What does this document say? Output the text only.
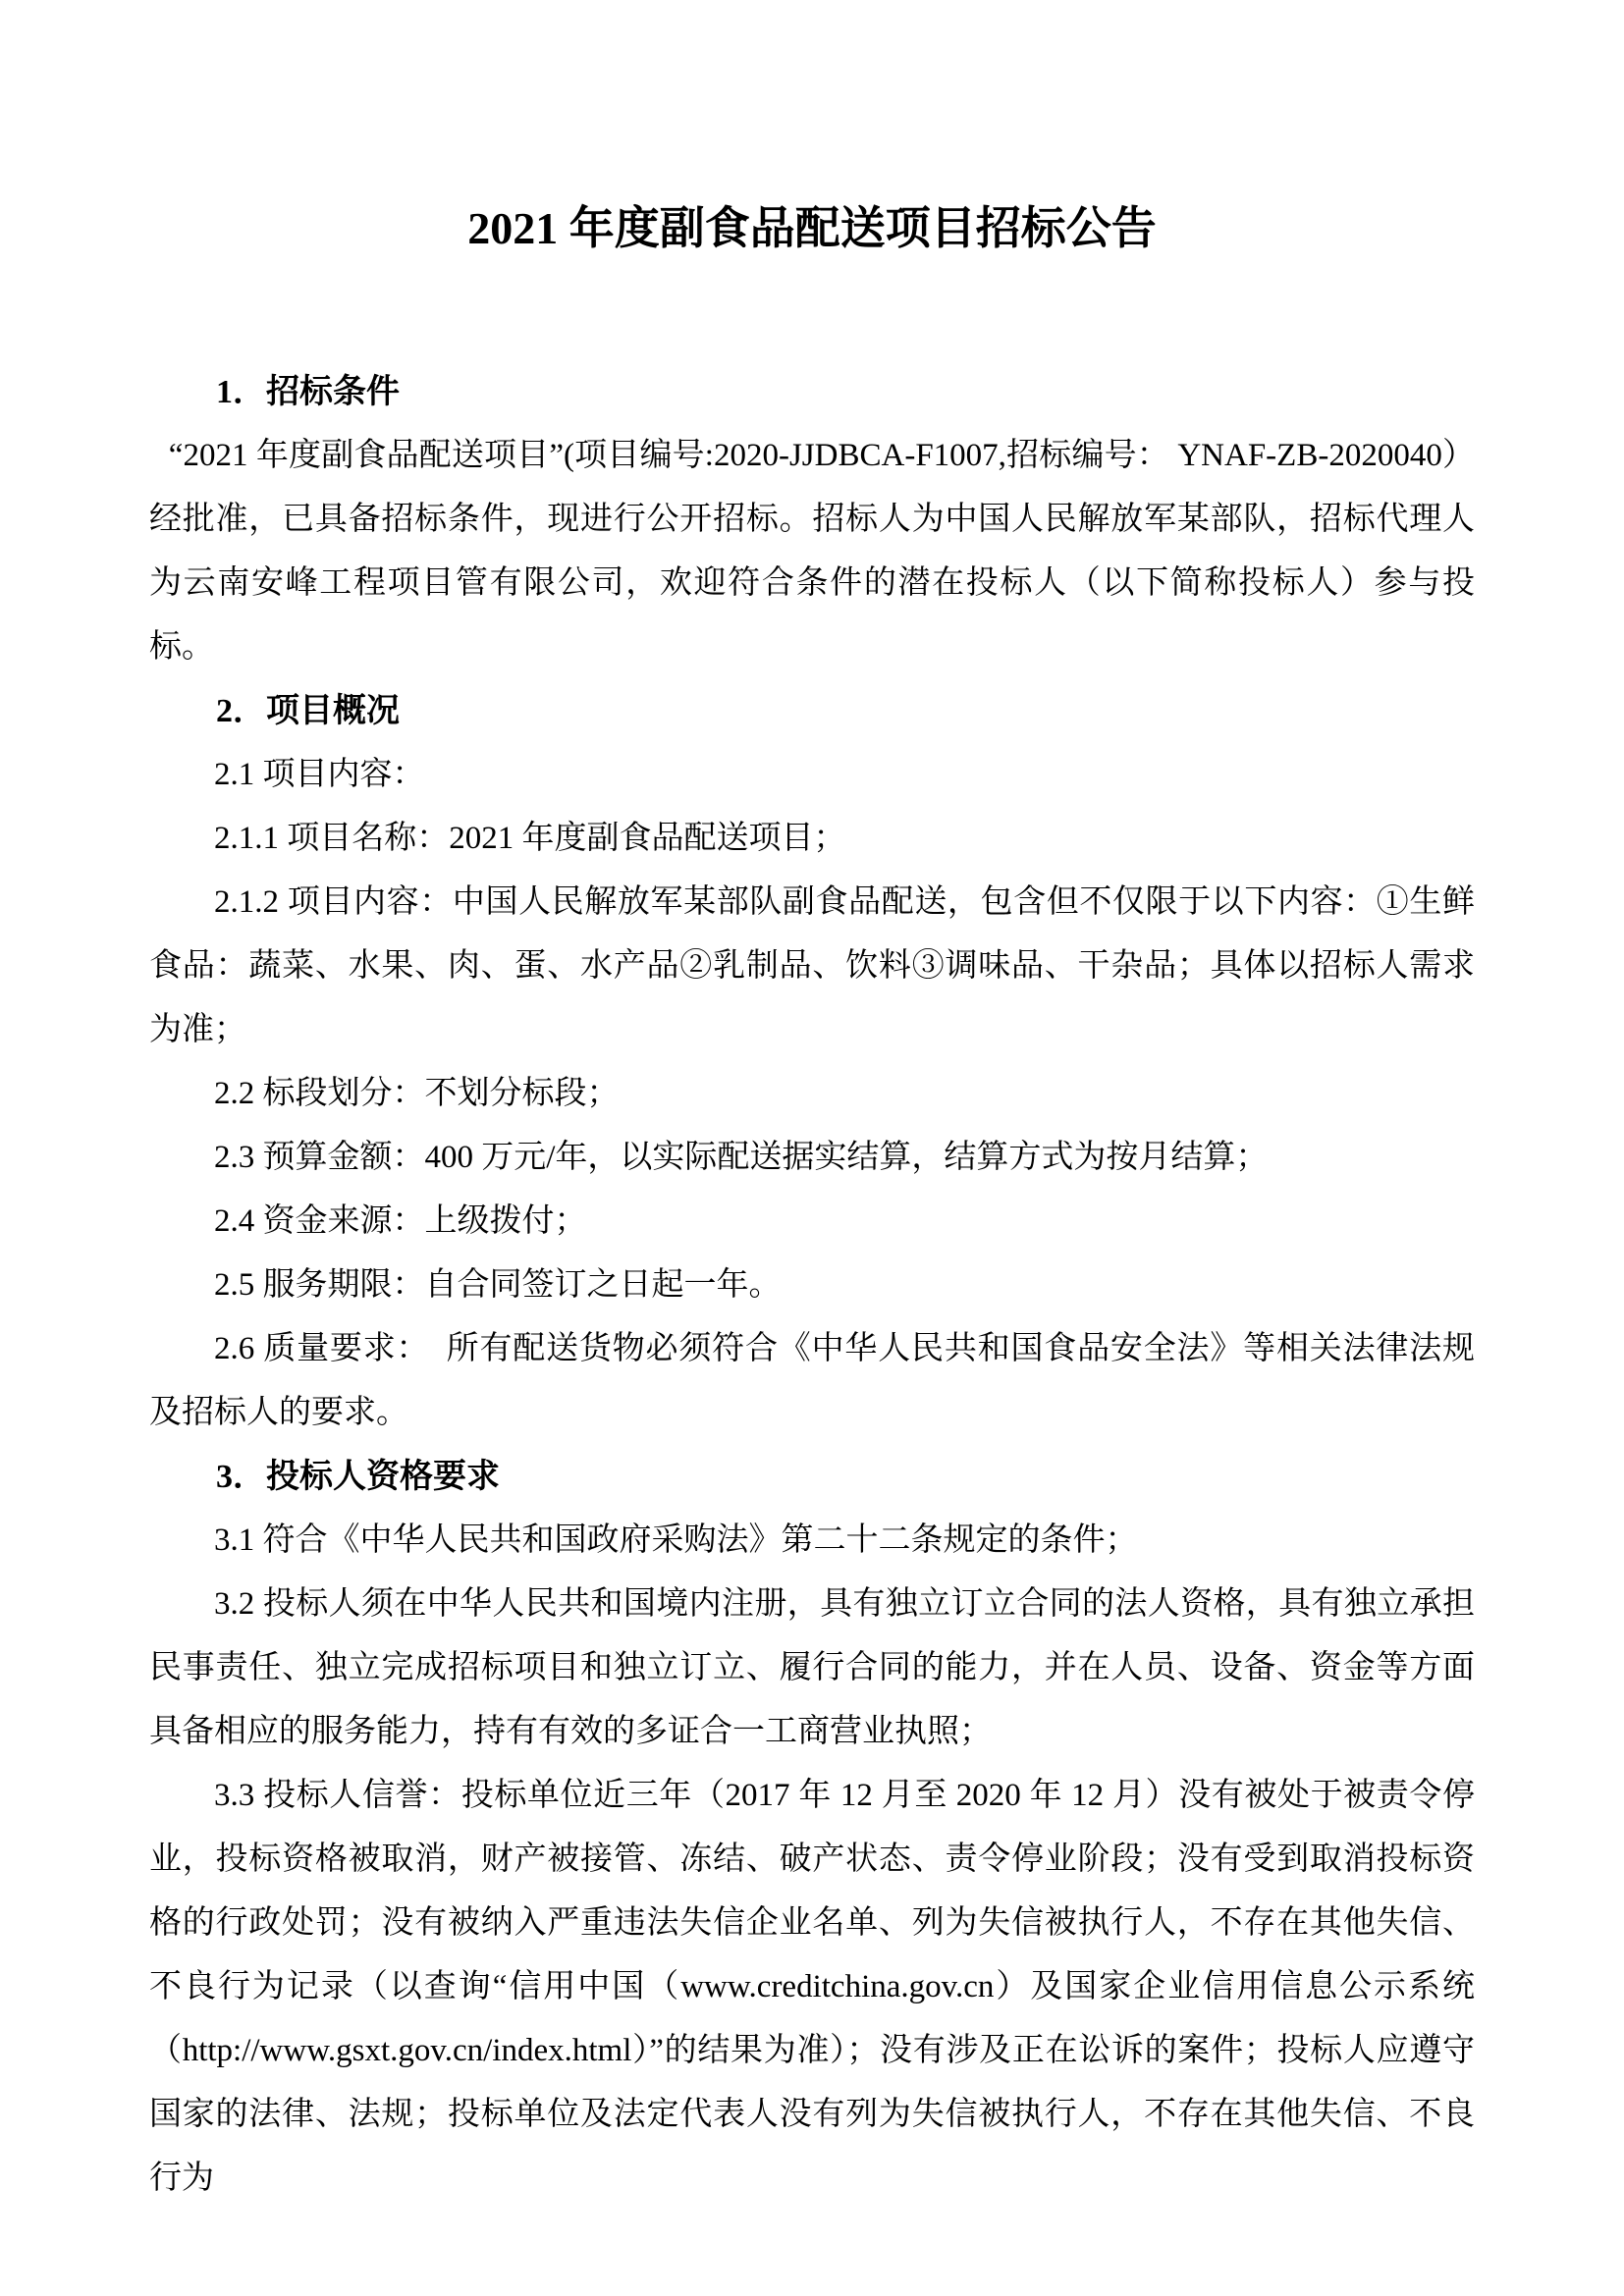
2021 年度副食品配送项目招标公告
1．招标条件

“2021 年度副食品配送项目”(项目编号:2020-JJDBCA-F1007,招标编号： YNAF-ZB-2020040）经批准，已具备招标条件，现进行公开招标。招标人为中国人民解放军某部队，招标代理人为云南安峰工程项目管有限公司，欢迎符合条件的潜在投标人（以下简称投标人）参与投标。

2．项目概况

2.1 项目内容：

2.1.1 项目名称：2021 年度副食品配送项目；

2.1.2 项目内容：中国人民解放军某部队副食品配送，包含但不仅限于以下内容：①生鲜食品：蔬菜、水果、肉、蛋、水产品②乳制品、饮料③调味品、干杂品；具体以招标人需求为准；

2.2 标段划分：不划分标段；

2.3 预算金额：400 万元/年，以实际配送据实结算，结算方式为按月结算；

2.4 资金来源：上级拨付；

2.5 服务期限：自合同签订之日起一年。

2.6 质量要求：　所有配送货物必须符合《中华人民共和国食品安全法》等相关法律法规及招标人的要求。

3．投标人资格要求

3.1 符合《中华人民共和国政府采购法》第二十二条规定的条件；

3.2 投标人须在中华人民共和国境内注册，具有独立订立合同的法人资格，具有独立承担民事责任、独立完成招标项目和独立订立、履行合同的能力，并在人员、设备、资金等方面具备相应的服务能力，持有有效的多证合一工商营业执照；

3.3 投标人信誉：投标单位近三年（2017 年 12 月至 2020 年 12 月）没有被处于被责令停业，投标资格被取消，财产被接管、冻结、破产状态、责令停业阶段；没有受到取消投标资格的行政处罚；没有被纳入严重违法失信企业名单、列为失信被执行人，不存在其他失信、不良行为记录（以查询“信用中国（www.creditchina.gov.cn）及国家企业信用信息公示系统（http://www.gsxt.gov.cn/index.html）”的结果为准）；没有涉及正在讼诉的案件；投标人应遵守国家的法律、法规；投标单位及法定代表人没有列为失信被执行人，不存在其他失信、不良行为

• **Exercise description**
Make an exact copy of all the material, but keep the pictures out of it.

• **Answer to the exercise**
What does this document say? Output the text only.
2021 年度副食品配送项目招标公告
1．招标条件

“2021 年度副食品配送项目”(项目编号:2020-JJDBCA-F1007,招标编号： YNAF-ZB-2020040）经批准，已具备招标条件，现进行公开招标。招标人为中国人民解放军某部队，招标代理人为云南安峰工程项目管有限公司，欢迎符合条件的潜在投标人（以下简称投标人）参与投标。

2．项目概况

2.1 项目内容：

2.1.1 项目名称：2021 年度副食品配送项目；

2.1.2 项目内容：中国人民解放军某部队副食品配送，包含但不仅限于以下内容：①生鲜食品：蔬菜、水果、肉、蛋、水产品②乳制品、饮料③调味品、干杂品；具体以招标人需求为准；

2.2 标段划分：不划分标段；

2.3 预算金额：400 万元/年，以实际配送据实结算，结算方式为按月结算；

2.4 资金来源：上级拨付；

2.5 服务期限：自合同签订之日起一年。

2.6 质量要求：　所有配送货物必须符合《中华人民共和国食品安全法》等相关法律法规及招标人的要求。

3．投标人资格要求

3.1 符合《中华人民共和国政府采购法》第二十二条规定的条件；

3.2 投标人须在中华人民共和国境内注册，具有独立订立合同的法人资格，具有独立承担民事责任、独立完成招标项目和独立订立、履行合同的能力，并在人员、设备、资金等方面具备相应的服务能力，持有有效的多证合一工商营业执照；

3.3 投标人信誉：投标单位近三年（2017 年 12 月至 2020 年 12 月）没有被处于被责令停业，投标资格被取消，财产被接管、冻结、破产状态、责令停业阶段；没有受到取消投标资格的行政处罚；没有被纳入严重违法失信企业名单、列为失信被执行人，不存在其他失信、不良行为记录（以查询“信用中国（www.creditchina.gov.cn）及国家企业信用信息公示系统（http://www.gsxt.gov.cn/index.html）”的结果为准）；没有涉及正在讼诉的案件；投标人应遵守国家的法律、法规；投标单位及法定代表人没有列为失信被执行人，不存在其他失信、不良行为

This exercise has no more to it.